Scan the records for the string "xlabel"; copy each line where it occurs.

Record extracts:

....

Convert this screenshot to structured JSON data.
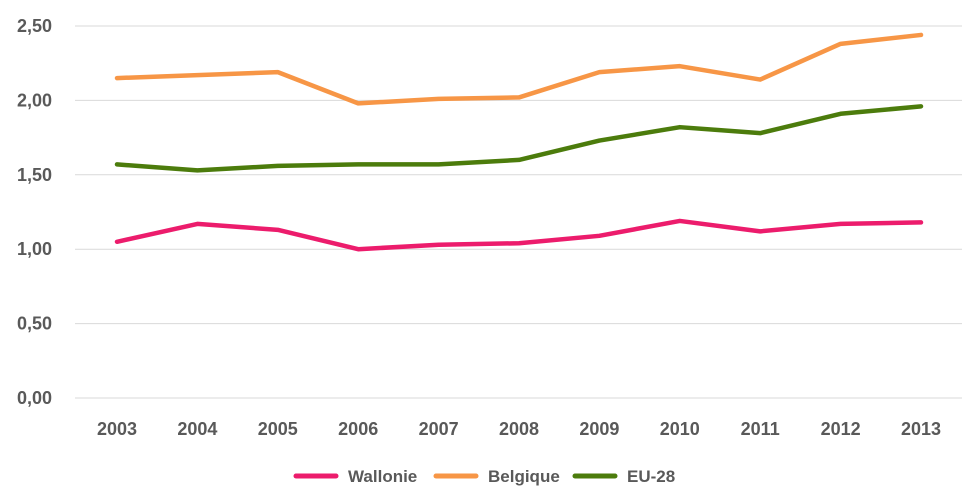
{
  "chart_data": {
    "type": "line",
    "title": "",
    "xlabel": "",
    "ylabel": "",
    "categories": [
      "2003",
      "2004",
      "2005",
      "2006",
      "2007",
      "2008",
      "2009",
      "2010",
      "2011",
      "2012",
      "2013"
    ],
    "ylim": [
      0,
      2.5
    ],
    "yticks": [
      "0,00",
      "0,50",
      "1,00",
      "1,50",
      "2,00",
      "2,50"
    ],
    "ytick_values": [
      0,
      0.5,
      1.0,
      1.5,
      2.0,
      2.5
    ],
    "grid": true,
    "legend_position": "bottom",
    "series": [
      {
        "name": "Wallonie",
        "color": "#ec1c6c",
        "values": [
          1.05,
          1.17,
          1.13,
          1.0,
          1.03,
          1.04,
          1.09,
          1.19,
          1.12,
          1.17,
          1.18
        ]
      },
      {
        "name": "Belgique",
        "color": "#f79646",
        "values": [
          2.15,
          2.17,
          2.19,
          1.98,
          2.01,
          2.02,
          2.19,
          2.23,
          2.14,
          2.38,
          2.44
        ]
      },
      {
        "name": "EU-28",
        "color": "#4c7c0c",
        "values": [
          1.57,
          1.53,
          1.56,
          1.57,
          1.57,
          1.6,
          1.73,
          1.82,
          1.78,
          1.91,
          1.96
        ]
      }
    ]
  }
}
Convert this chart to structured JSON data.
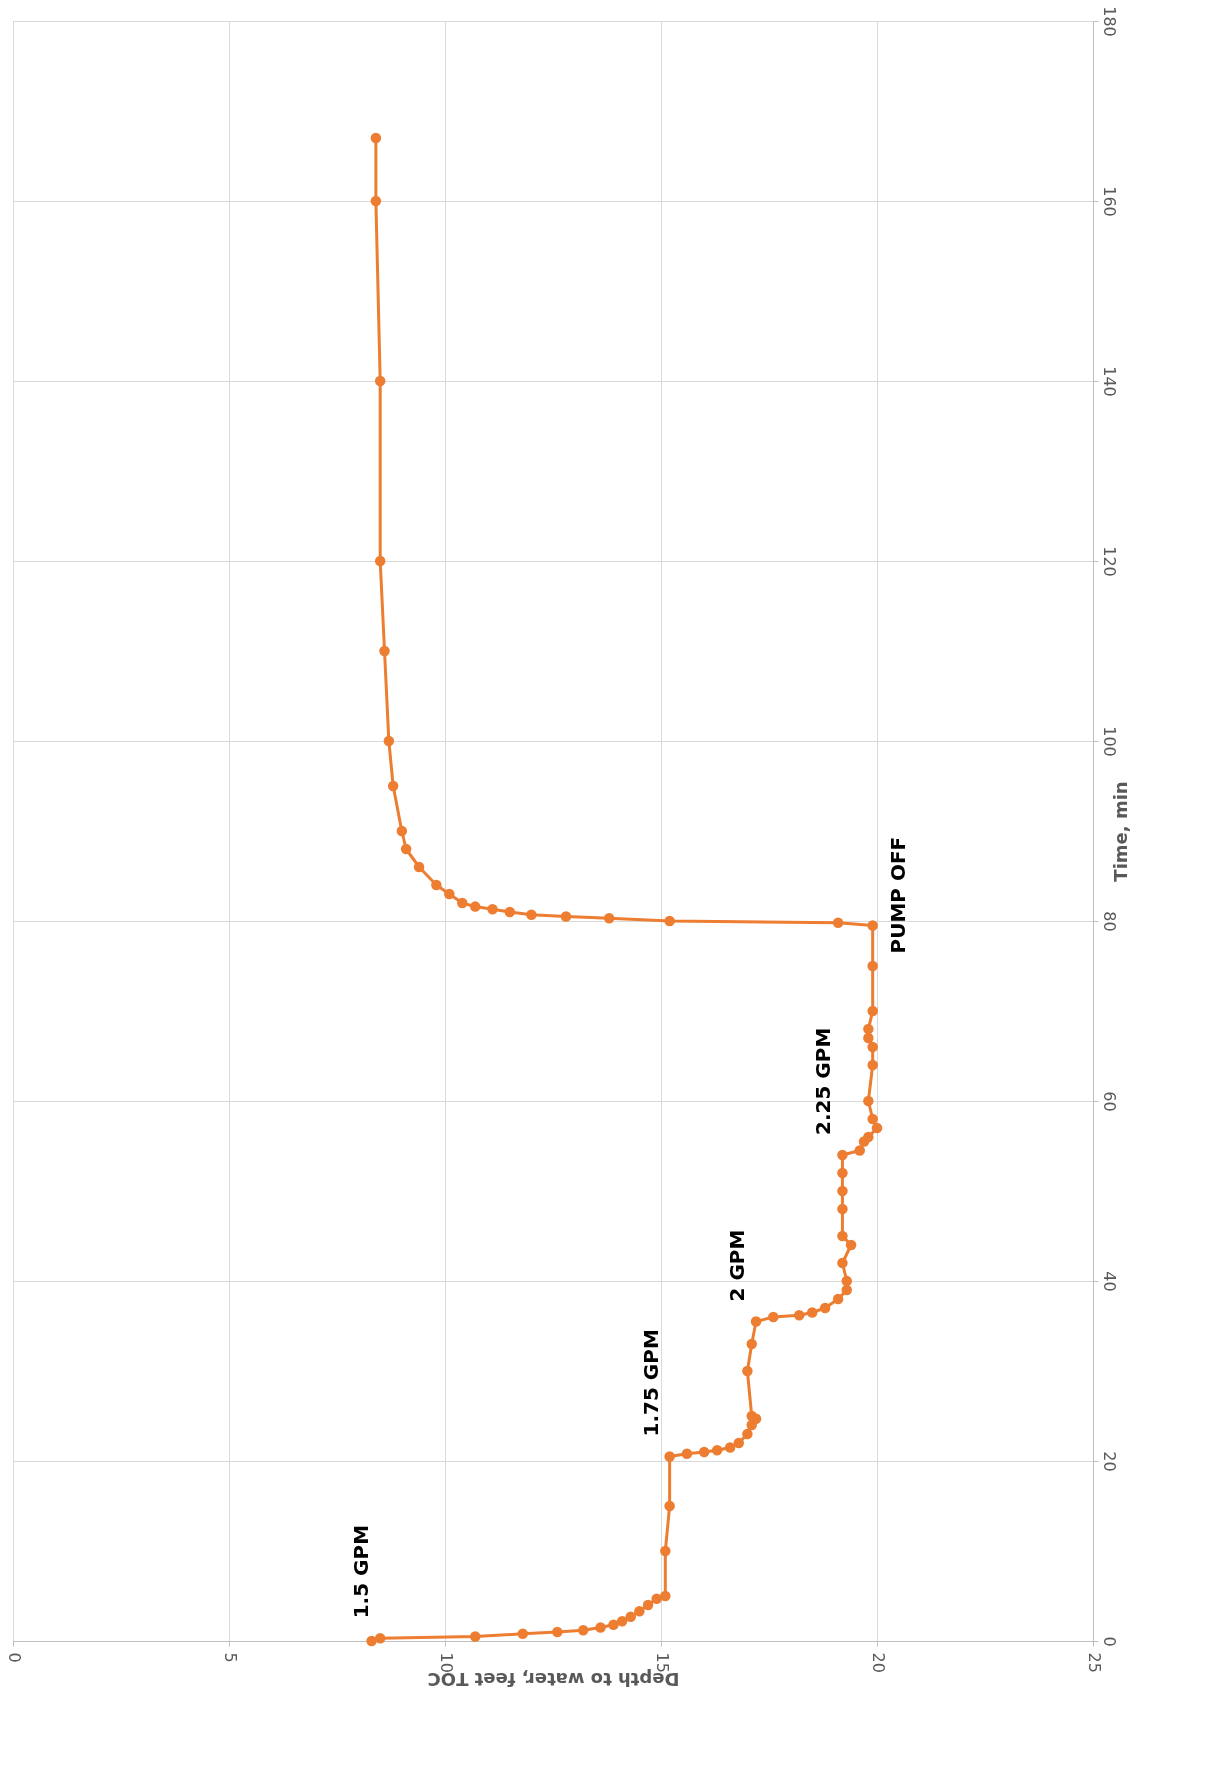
{
  "chart_data": {
    "type": "line",
    "xlabel": "Depth to water, feet TOC",
    "ylabel": "Time, min",
    "series": [
      {
        "color": "#ed7d31",
        "x": [
          8.3,
          8.5,
          10.7,
          11.8,
          12.6,
          13.2,
          13.6,
          13.9,
          14.1,
          14.3,
          14.5,
          14.7,
          14.9,
          15.1,
          15.1,
          15.2,
          15.2,
          15.6,
          16.0,
          16.3,
          16.6,
          16.8,
          17.0,
          17.1,
          17.2,
          17.1,
          17.0,
          17.1,
          17.2,
          17.6,
          18.2,
          18.5,
          18.8,
          19.1,
          19.3,
          19.3,
          19.2,
          19.4,
          19.2,
          19.2,
          19.2,
          19.2,
          19.2,
          19.6,
          19.7,
          19.8,
          20.0,
          19.9,
          19.8,
          19.9,
          19.9,
          19.8,
          19.8,
          19.9,
          19.9,
          19.9,
          19.1,
          15.2,
          13.8,
          12.8,
          12.0,
          11.5,
          11.1,
          10.7,
          10.4,
          10.1,
          9.8,
          9.4,
          9.1,
          9.0,
          8.8,
          8.7,
          8.6,
          8.5,
          8.5,
          8.4,
          8.4
        ],
        "values": [
          0,
          0.3,
          0.5,
          0.8,
          1,
          1.2,
          1.5,
          1.8,
          2.2,
          2.7,
          3.3,
          4,
          4.7,
          5,
          10,
          15,
          20.5,
          20.8,
          21,
          21.2,
          21.5,
          22,
          23,
          24,
          24.7,
          25,
          30,
          33,
          35.5,
          36,
          36.2,
          36.5,
          37,
          38,
          39,
          40,
          42,
          44,
          45,
          48,
          50,
          52,
          54,
          54.5,
          55.5,
          56,
          57,
          58,
          60,
          64,
          66,
          67,
          68,
          70,
          75,
          79.5,
          79.8,
          80,
          80.3,
          80.5,
          80.7,
          81,
          81.3,
          81.6,
          82,
          83,
          84,
          86,
          88,
          90,
          95,
          100,
          110,
          120,
          140,
          160,
          167
        ]
      }
    ],
    "marker": "circle",
    "line_style": "solid",
    "grid": true,
    "xlim": [
      0,
      25
    ],
    "xticks": [
      0,
      5,
      10,
      15,
      20,
      25
    ],
    "ylim": [
      0,
      180
    ],
    "yticks": [
      0,
      20,
      40,
      60,
      80,
      100,
      120,
      140,
      160,
      180
    ],
    "annotations": [
      {
        "text": "1.5 GPM",
        "x": 8.5,
        "y": 0.3
      },
      {
        "text": "1.75 GPM",
        "x": 15.2,
        "y": 20.5
      },
      {
        "text": "2 GPM",
        "x": 17.2,
        "y": 35.5
      },
      {
        "text": "2.25 GPM",
        "x": 19.2,
        "y": 54
      },
      {
        "text": "PUMP OFF",
        "x": 19.9,
        "y": 79.5
      }
    ]
  }
}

....

Result of the exercise:
    "xlabel": "",
    "xlabel": "Depth to water, feet TOC",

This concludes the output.